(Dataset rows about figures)
------------------------
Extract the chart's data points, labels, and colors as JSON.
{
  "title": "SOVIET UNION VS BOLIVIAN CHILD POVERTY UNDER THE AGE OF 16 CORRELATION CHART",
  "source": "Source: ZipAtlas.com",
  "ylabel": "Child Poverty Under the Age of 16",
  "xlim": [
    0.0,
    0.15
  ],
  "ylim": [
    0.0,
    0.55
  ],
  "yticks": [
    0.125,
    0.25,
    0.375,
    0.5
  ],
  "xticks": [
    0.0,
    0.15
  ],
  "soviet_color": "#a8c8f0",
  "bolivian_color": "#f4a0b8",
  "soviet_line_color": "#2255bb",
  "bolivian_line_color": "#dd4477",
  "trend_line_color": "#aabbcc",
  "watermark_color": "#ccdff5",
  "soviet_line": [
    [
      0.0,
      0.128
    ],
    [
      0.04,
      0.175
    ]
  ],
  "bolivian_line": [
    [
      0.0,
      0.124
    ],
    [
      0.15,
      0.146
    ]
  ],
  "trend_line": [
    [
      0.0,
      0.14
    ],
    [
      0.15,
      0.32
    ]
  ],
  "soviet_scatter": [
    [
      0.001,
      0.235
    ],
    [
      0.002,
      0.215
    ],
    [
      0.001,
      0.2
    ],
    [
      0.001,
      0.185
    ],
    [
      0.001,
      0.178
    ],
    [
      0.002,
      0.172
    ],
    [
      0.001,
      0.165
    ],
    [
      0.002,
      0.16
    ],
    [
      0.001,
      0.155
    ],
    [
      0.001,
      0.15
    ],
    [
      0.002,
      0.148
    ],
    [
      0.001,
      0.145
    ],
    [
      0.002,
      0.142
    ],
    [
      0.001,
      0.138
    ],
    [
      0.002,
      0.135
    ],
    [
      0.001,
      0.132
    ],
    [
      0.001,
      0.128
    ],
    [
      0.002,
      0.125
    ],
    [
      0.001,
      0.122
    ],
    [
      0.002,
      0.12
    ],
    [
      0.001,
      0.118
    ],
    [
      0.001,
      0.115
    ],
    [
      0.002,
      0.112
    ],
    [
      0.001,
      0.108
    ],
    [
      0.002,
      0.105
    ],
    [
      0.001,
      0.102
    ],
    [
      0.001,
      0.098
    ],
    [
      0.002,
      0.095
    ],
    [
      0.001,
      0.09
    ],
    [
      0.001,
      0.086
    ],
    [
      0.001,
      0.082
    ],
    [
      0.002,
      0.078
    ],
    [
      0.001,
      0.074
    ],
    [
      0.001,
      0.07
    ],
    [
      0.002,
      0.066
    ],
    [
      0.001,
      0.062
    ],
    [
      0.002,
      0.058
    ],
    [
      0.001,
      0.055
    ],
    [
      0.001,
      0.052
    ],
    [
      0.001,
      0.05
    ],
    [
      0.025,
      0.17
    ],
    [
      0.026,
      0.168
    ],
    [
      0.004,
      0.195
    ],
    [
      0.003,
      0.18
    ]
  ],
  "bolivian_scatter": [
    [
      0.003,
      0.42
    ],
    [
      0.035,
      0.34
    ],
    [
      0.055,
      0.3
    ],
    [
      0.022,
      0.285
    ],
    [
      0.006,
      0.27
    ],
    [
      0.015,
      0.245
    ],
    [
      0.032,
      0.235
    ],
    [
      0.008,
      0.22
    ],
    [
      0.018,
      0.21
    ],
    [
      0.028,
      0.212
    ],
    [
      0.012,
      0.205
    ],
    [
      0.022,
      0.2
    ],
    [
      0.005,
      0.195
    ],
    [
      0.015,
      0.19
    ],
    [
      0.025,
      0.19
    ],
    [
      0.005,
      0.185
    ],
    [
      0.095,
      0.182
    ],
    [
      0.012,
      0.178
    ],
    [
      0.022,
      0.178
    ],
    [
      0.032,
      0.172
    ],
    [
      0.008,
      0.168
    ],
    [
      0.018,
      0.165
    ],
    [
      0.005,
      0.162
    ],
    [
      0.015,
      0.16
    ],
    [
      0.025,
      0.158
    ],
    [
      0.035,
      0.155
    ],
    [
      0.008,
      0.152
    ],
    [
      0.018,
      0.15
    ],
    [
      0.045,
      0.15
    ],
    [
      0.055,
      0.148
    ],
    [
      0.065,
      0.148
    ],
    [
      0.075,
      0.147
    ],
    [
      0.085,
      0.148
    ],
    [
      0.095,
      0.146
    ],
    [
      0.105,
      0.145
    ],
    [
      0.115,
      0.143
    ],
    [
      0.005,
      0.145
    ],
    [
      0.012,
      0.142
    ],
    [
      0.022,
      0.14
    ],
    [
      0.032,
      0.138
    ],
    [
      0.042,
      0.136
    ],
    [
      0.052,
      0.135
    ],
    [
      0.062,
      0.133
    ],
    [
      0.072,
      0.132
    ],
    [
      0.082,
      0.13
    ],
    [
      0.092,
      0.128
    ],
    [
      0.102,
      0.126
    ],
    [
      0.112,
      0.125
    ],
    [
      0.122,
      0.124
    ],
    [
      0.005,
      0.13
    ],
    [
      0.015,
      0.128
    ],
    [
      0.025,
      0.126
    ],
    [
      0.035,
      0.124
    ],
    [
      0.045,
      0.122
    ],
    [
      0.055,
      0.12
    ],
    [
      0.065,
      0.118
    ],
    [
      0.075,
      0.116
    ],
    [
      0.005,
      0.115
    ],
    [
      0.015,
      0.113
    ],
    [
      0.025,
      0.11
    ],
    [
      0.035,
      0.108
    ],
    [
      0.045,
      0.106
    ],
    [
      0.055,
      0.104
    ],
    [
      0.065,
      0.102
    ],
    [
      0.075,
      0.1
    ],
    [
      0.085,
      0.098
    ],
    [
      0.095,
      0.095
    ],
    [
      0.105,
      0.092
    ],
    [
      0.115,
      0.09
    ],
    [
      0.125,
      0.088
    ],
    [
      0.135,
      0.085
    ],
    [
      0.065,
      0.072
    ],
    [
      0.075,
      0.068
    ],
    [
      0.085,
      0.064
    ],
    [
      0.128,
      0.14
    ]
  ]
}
------------------------
_Your instructions_
Print all of the entries exactly as they are written.

_Output of the task_
Extract the chart's data points, labels, and colors as JSON.
{
  "title": "SOVIET UNION VS BOLIVIAN CHILD POVERTY UNDER THE AGE OF 16 CORRELATION CHART",
  "source": "Source: ZipAtlas.com",
  "ylabel": "Child Poverty Under the Age of 16",
  "xlim": [
    0.0,
    0.15
  ],
  "ylim": [
    0.0,
    0.55
  ],
  "yticks": [
    0.125,
    0.25,
    0.375,
    0.5
  ],
  "xticks": [
    0.0,
    0.15
  ],
  "soviet_color": "#a8c8f0",
  "bolivian_color": "#f4a0b8",
  "soviet_line_color": "#2255bb",
  "bolivian_line_color": "#dd4477",
  "trend_line_color": "#aabbcc",
  "watermark_color": "#ccdff5",
  "soviet_line": [
    [
      0.0,
      0.128
    ],
    [
      0.04,
      0.175
    ]
  ],
  "bolivian_line": [
    [
      0.0,
      0.124
    ],
    [
      0.15,
      0.146
    ]
  ],
  "trend_line": [
    [
      0.0,
      0.14
    ],
    [
      0.15,
      0.32
    ]
  ],
  "soviet_scatter": [
    [
      0.001,
      0.235
    ],
    [
      0.002,
      0.215
    ],
    [
      0.001,
      0.2
    ],
    [
      0.001,
      0.185
    ],
    [
      0.001,
      0.178
    ],
    [
      0.002,
      0.172
    ],
    [
      0.001,
      0.165
    ],
    [
      0.002,
      0.16
    ],
    [
      0.001,
      0.155
    ],
    [
      0.001,
      0.15
    ],
    [
      0.002,
      0.148
    ],
    [
      0.001,
      0.145
    ],
    [
      0.002,
      0.142
    ],
    [
      0.001,
      0.138
    ],
    [
      0.002,
      0.135
    ],
    [
      0.001,
      0.132
    ],
    [
      0.001,
      0.128
    ],
    [
      0.002,
      0.125
    ],
    [
      0.001,
      0.122
    ],
    [
      0.002,
      0.12
    ],
    [
      0.001,
      0.118
    ],
    [
      0.001,
      0.115
    ],
    [
      0.002,
      0.112
    ],
    [
      0.001,
      0.108
    ],
    [
      0.002,
      0.105
    ],
    [
      0.001,
      0.102
    ],
    [
      0.001,
      0.098
    ],
    [
      0.002,
      0.095
    ],
    [
      0.001,
      0.09
    ],
    [
      0.001,
      0.086
    ],
    [
      0.001,
      0.082
    ],
    [
      0.002,
      0.078
    ],
    [
      0.001,
      0.074
    ],
    [
      0.001,
      0.07
    ],
    [
      0.002,
      0.066
    ],
    [
      0.001,
      0.062
    ],
    [
      0.002,
      0.058
    ],
    [
      0.001,
      0.055
    ],
    [
      0.001,
      0.052
    ],
    [
      0.001,
      0.05
    ],
    [
      0.025,
      0.17
    ],
    [
      0.026,
      0.168
    ],
    [
      0.004,
      0.195
    ],
    [
      0.003,
      0.18
    ]
  ],
  "bolivian_scatter": [
    [
      0.003,
      0.42
    ],
    [
      0.035,
      0.34
    ],
    [
      0.055,
      0.3
    ],
    [
      0.022,
      0.285
    ],
    [
      0.006,
      0.27
    ],
    [
      0.015,
      0.245
    ],
    [
      0.032,
      0.235
    ],
    [
      0.008,
      0.22
    ],
    [
      0.018,
      0.21
    ],
    [
      0.028,
      0.212
    ],
    [
      0.012,
      0.205
    ],
    [
      0.022,
      0.2
    ],
    [
      0.005,
      0.195
    ],
    [
      0.015,
      0.19
    ],
    [
      0.025,
      0.19
    ],
    [
      0.005,
      0.185
    ],
    [
      0.095,
      0.182
    ],
    [
      0.012,
      0.178
    ],
    [
      0.022,
      0.178
    ],
    [
      0.032,
      0.172
    ],
    [
      0.008,
      0.168
    ],
    [
      0.018,
      0.165
    ],
    [
      0.005,
      0.162
    ],
    [
      0.015,
      0.16
    ],
    [
      0.025,
      0.158
    ],
    [
      0.035,
      0.155
    ],
    [
      0.008,
      0.152
    ],
    [
      0.018,
      0.15
    ],
    [
      0.045,
      0.15
    ],
    [
      0.055,
      0.148
    ],
    [
      0.065,
      0.148
    ],
    [
      0.075,
      0.147
    ],
    [
      0.085,
      0.148
    ],
    [
      0.095,
      0.146
    ],
    [
      0.105,
      0.145
    ],
    [
      0.115,
      0.143
    ],
    [
      0.005,
      0.145
    ],
    [
      0.012,
      0.142
    ],
    [
      0.022,
      0.14
    ],
    [
      0.032,
      0.138
    ],
    [
      0.042,
      0.136
    ],
    [
      0.052,
      0.135
    ],
    [
      0.062,
      0.133
    ],
    [
      0.072,
      0.132
    ],
    [
      0.082,
      0.13
    ],
    [
      0.092,
      0.128
    ],
    [
      0.102,
      0.126
    ],
    [
      0.112,
      0.125
    ],
    [
      0.122,
      0.124
    ],
    [
      0.005,
      0.13
    ],
    [
      0.015,
      0.128
    ],
    [
      0.025,
      0.126
    ],
    [
      0.035,
      0.124
    ],
    [
      0.045,
      0.122
    ],
    [
      0.055,
      0.12
    ],
    [
      0.065,
      0.118
    ],
    [
      0.075,
      0.116
    ],
    [
      0.005,
      0.115
    ],
    [
      0.015,
      0.113
    ],
    [
      0.025,
      0.11
    ],
    [
      0.035,
      0.108
    ],
    [
      0.045,
      0.106
    ],
    [
      0.055,
      0.104
    ],
    [
      0.065,
      0.102
    ],
    [
      0.075,
      0.1
    ],
    [
      0.085,
      0.098
    ],
    [
      0.095,
      0.095
    ],
    [
      0.105,
      0.092
    ],
    [
      0.115,
      0.09
    ],
    [
      0.125,
      0.088
    ],
    [
      0.135,
      0.085
    ],
    [
      0.065,
      0.072
    ],
    [
      0.075,
      0.068
    ],
    [
      0.085,
      0.064
    ],
    [
      0.128,
      0.14
    ]
  ]
}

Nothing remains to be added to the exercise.